** BEGIN **

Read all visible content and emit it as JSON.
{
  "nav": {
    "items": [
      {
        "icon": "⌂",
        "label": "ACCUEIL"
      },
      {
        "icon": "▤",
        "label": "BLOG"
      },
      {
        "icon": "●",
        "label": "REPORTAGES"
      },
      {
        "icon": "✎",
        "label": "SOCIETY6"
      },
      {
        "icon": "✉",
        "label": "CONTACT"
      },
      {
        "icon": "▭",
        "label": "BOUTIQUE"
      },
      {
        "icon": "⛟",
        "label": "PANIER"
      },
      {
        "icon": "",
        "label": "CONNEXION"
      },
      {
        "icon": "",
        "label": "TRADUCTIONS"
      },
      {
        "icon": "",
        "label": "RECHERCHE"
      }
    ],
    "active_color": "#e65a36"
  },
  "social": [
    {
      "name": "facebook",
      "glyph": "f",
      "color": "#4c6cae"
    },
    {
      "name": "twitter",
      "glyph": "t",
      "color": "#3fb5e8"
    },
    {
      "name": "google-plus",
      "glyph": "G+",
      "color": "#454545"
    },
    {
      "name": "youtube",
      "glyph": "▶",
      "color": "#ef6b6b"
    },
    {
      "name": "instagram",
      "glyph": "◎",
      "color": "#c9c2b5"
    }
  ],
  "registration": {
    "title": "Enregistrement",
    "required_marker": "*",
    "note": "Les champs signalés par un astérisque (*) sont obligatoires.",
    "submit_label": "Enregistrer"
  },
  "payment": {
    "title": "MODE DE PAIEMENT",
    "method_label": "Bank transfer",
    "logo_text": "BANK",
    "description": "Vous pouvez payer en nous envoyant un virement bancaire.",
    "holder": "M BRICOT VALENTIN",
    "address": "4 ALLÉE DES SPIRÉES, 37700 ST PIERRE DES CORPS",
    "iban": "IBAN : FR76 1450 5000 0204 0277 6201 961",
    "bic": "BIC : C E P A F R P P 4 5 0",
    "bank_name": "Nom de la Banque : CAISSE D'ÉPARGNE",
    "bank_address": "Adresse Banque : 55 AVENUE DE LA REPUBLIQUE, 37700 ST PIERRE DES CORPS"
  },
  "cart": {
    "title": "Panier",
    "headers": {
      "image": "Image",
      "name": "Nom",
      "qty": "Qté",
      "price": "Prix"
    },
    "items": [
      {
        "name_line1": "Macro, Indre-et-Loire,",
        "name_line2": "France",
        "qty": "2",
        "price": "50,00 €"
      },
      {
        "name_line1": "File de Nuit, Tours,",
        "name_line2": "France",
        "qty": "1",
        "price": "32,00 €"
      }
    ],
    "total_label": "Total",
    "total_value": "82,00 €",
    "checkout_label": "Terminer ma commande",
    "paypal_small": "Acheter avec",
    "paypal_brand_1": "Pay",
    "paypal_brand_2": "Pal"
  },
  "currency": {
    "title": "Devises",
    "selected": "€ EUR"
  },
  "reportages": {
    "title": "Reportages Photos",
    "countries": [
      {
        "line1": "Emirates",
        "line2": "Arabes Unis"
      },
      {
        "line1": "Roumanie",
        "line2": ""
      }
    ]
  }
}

** END **

**Short problem**
Type the material above out again, exactly.

**Answer for this exercise**
Read all visible content and emit it as JSON.
{
  "nav": {
    "items": [
      {
        "icon": "⌂",
        "label": "ACCUEIL"
      },
      {
        "icon": "▤",
        "label": "BLOG"
      },
      {
        "icon": "●",
        "label": "REPORTAGES"
      },
      {
        "icon": "✎",
        "label": "SOCIETY6"
      },
      {
        "icon": "✉",
        "label": "CONTACT"
      },
      {
        "icon": "▭",
        "label": "BOUTIQUE"
      },
      {
        "icon": "⛟",
        "label": "PANIER"
      },
      {
        "icon": "",
        "label": "CONNEXION"
      },
      {
        "icon": "",
        "label": "TRADUCTIONS"
      },
      {
        "icon": "",
        "label": "RECHERCHE"
      }
    ],
    "active_color": "#e65a36"
  },
  "social": [
    {
      "name": "facebook",
      "glyph": "f",
      "color": "#4c6cae"
    },
    {
      "name": "twitter",
      "glyph": "t",
      "color": "#3fb5e8"
    },
    {
      "name": "google-plus",
      "glyph": "G+",
      "color": "#454545"
    },
    {
      "name": "youtube",
      "glyph": "▶",
      "color": "#ef6b6b"
    },
    {
      "name": "instagram",
      "glyph": "◎",
      "color": "#c9c2b5"
    }
  ],
  "registration": {
    "title": "Enregistrement",
    "required_marker": "*",
    "note": "Les champs signalés par un astérisque (*) sont obligatoires.",
    "submit_label": "Enregistrer"
  },
  "payment": {
    "title": "MODE DE PAIEMENT",
    "method_label": "Bank transfer",
    "logo_text": "BANK",
    "description": "Vous pouvez payer en nous envoyant un virement bancaire.",
    "holder": "M BRICOT VALENTIN",
    "address": "4 ALLÉE DES SPIRÉES, 37700 ST PIERRE DES CORPS",
    "iban": "IBAN : FR76 1450 5000 0204 0277 6201 961",
    "bic": "BIC : C E P A F R P P 4 5 0",
    "bank_name": "Nom de la Banque : CAISSE D'ÉPARGNE",
    "bank_address": "Adresse Banque : 55 AVENUE DE LA REPUBLIQUE, 37700 ST PIERRE DES CORPS"
  },
  "cart": {
    "title": "Panier",
    "headers": {
      "image": "Image",
      "name": "Nom",
      "qty": "Qté",
      "price": "Prix"
    },
    "items": [
      {
        "name_line1": "Macro, Indre-et-Loire,",
        "name_line2": "France",
        "qty": "2",
        "price": "50,00 €"
      },
      {
        "name_line1": "File de Nuit, Tours,",
        "name_line2": "France",
        "qty": "1",
        "price": "32,00 €"
      }
    ],
    "total_label": "Total",
    "total_value": "82,00 €",
    "checkout_label": "Terminer ma commande",
    "paypal_small": "Acheter avec",
    "paypal_brand_1": "Pay",
    "paypal_brand_2": "Pal"
  },
  "currency": {
    "title": "Devises",
    "selected": "€ EUR"
  },
  "reportages": {
    "title": "Reportages Photos",
    "countries": [
      {
        "line1": "Emirates",
        "line2": "Arabes Unis"
      },
      {
        "line1": "Roumanie",
        "line2": ""
      }
    ]
  }
}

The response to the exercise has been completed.